Exercise aim –
State only how many lines of the records below contain the string "down". Matching is case-sensitive.

Data for the task –
** begin **

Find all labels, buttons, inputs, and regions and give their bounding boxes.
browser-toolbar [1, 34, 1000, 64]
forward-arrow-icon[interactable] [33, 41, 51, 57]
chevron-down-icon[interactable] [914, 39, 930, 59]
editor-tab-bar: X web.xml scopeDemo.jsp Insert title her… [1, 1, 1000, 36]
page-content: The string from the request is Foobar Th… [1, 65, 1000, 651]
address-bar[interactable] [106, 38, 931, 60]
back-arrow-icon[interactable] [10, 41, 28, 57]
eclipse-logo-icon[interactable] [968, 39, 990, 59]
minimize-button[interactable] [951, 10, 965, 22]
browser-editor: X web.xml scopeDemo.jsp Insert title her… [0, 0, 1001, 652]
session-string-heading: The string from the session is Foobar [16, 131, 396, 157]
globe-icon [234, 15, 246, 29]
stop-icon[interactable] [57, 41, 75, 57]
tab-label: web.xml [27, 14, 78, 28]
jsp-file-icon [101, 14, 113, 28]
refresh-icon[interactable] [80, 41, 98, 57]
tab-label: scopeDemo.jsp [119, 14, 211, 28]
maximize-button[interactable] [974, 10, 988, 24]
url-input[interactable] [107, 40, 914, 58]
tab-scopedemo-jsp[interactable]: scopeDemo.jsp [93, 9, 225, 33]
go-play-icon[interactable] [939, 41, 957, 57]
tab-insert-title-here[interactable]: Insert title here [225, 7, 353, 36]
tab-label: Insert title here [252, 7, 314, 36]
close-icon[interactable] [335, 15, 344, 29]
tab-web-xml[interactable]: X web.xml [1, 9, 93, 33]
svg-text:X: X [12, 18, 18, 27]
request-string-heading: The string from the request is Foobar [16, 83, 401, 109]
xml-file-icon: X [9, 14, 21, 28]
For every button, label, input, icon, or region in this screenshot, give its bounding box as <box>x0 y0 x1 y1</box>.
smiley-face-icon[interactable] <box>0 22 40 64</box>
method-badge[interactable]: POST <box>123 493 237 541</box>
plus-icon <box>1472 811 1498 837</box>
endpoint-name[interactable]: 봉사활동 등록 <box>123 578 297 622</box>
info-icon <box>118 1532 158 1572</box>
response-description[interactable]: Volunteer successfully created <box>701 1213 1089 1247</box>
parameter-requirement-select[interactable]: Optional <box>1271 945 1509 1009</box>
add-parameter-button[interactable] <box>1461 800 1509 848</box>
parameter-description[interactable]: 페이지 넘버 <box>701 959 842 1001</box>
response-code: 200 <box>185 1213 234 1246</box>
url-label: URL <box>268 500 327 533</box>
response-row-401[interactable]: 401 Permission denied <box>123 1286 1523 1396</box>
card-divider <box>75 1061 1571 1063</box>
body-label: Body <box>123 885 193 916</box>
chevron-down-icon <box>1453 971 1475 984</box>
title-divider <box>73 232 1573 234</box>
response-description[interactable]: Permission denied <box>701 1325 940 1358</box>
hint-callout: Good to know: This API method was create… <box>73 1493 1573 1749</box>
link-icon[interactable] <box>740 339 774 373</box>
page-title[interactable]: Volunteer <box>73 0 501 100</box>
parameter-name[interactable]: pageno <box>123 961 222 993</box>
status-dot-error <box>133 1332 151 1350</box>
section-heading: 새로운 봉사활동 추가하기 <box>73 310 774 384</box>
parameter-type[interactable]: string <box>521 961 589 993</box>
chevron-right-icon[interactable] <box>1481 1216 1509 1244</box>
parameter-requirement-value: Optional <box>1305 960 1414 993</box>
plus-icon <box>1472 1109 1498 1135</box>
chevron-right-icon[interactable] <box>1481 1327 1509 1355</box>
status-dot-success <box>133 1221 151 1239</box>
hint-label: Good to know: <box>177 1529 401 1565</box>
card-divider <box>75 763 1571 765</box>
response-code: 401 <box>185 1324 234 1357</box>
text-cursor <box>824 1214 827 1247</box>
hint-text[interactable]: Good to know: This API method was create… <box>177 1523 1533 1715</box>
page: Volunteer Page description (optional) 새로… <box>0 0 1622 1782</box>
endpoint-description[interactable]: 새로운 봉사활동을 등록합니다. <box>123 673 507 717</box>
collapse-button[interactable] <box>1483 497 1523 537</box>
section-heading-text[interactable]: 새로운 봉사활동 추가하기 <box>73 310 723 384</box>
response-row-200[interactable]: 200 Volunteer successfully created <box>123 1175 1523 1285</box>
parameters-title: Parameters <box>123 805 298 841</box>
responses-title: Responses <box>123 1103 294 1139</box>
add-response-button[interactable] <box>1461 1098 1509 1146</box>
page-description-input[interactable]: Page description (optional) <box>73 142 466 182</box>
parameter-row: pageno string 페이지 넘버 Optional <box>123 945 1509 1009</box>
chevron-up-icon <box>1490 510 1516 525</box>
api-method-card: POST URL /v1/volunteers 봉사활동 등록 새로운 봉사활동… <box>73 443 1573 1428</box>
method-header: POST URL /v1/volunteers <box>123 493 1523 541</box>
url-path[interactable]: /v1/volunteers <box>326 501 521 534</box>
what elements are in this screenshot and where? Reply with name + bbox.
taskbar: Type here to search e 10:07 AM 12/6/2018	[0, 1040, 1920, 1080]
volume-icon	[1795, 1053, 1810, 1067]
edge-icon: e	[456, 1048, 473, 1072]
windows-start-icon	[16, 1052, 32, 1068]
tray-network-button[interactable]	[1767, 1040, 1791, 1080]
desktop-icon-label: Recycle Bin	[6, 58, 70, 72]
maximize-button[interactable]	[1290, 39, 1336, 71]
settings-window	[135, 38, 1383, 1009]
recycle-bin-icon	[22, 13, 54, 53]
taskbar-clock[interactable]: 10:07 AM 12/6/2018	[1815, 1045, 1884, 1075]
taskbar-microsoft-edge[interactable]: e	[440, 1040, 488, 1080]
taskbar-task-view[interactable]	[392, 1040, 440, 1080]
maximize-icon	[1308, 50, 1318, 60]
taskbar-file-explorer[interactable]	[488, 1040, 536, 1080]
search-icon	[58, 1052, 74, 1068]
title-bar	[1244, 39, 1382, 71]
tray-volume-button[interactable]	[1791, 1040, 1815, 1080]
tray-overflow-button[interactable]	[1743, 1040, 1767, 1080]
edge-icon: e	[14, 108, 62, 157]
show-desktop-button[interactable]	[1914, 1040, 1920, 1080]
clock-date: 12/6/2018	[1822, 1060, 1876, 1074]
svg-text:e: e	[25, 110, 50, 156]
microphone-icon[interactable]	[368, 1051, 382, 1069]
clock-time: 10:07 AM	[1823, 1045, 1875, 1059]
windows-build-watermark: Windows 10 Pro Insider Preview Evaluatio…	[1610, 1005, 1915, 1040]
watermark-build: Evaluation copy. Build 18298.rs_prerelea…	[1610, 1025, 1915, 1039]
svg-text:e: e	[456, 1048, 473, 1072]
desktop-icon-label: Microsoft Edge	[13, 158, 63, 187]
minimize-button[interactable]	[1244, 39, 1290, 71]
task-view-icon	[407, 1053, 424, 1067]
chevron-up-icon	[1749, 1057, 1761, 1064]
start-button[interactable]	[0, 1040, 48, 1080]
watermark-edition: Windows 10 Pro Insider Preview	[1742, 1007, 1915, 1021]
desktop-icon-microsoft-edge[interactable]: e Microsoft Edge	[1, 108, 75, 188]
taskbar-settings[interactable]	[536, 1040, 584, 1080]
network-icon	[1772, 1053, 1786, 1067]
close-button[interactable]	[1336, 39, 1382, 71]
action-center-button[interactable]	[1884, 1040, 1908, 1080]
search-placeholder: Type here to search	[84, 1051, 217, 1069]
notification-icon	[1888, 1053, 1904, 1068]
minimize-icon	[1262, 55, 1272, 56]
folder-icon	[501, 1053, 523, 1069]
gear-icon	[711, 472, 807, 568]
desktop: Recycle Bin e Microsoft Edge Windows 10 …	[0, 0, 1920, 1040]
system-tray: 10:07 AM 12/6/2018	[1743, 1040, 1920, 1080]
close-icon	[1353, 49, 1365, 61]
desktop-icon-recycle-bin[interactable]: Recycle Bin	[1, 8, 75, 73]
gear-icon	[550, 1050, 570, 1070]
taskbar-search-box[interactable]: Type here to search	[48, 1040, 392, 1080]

** end **

Worked solution –
2